— START RECORDS FOR PROCESSING —
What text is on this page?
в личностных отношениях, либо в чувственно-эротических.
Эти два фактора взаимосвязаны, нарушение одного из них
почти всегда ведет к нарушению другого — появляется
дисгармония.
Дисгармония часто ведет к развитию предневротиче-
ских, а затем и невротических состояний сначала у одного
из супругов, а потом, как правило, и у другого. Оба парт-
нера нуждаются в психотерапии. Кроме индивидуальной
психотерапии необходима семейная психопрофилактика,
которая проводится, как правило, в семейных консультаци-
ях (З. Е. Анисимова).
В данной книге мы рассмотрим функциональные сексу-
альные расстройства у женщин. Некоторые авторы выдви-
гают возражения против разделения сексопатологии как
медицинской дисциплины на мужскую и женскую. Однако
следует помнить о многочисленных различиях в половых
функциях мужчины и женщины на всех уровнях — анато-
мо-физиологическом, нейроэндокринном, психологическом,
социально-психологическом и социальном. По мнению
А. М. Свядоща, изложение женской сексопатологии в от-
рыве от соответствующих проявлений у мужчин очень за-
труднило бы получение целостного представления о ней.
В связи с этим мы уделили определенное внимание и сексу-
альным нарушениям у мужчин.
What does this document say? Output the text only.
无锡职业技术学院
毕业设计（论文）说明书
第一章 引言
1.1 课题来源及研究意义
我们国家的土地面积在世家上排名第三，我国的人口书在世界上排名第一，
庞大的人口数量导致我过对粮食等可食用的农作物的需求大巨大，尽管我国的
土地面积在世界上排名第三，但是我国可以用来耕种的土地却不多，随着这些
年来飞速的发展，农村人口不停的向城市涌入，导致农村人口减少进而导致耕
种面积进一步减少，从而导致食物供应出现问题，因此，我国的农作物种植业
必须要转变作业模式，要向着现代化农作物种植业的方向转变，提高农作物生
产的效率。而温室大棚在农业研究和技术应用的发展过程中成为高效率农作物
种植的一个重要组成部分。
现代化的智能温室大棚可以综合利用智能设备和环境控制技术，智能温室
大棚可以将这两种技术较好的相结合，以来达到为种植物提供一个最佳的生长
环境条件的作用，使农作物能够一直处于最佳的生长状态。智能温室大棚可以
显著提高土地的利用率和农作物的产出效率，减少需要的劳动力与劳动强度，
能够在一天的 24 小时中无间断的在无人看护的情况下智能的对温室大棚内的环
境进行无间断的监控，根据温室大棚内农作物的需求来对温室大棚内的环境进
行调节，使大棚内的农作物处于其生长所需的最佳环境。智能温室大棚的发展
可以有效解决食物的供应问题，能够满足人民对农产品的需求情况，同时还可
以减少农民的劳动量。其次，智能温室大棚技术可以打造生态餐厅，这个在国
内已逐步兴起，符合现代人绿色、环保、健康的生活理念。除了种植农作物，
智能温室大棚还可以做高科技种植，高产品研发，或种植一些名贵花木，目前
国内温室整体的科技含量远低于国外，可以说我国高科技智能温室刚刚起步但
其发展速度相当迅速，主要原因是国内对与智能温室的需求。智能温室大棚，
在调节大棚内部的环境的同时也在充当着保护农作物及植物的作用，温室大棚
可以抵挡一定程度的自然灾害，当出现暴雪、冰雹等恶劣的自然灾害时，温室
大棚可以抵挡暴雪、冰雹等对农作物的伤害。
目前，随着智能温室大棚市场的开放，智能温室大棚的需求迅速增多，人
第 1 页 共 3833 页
— END RECORDS FOR PROCESSING —
**WHAT YOU NEED TO DO:**
Using the listing above, locate the lines that hold "this" and copy each one.

**EXERCISE SOLUTION:**
What text is on this page?
What does this document say? Output the text only.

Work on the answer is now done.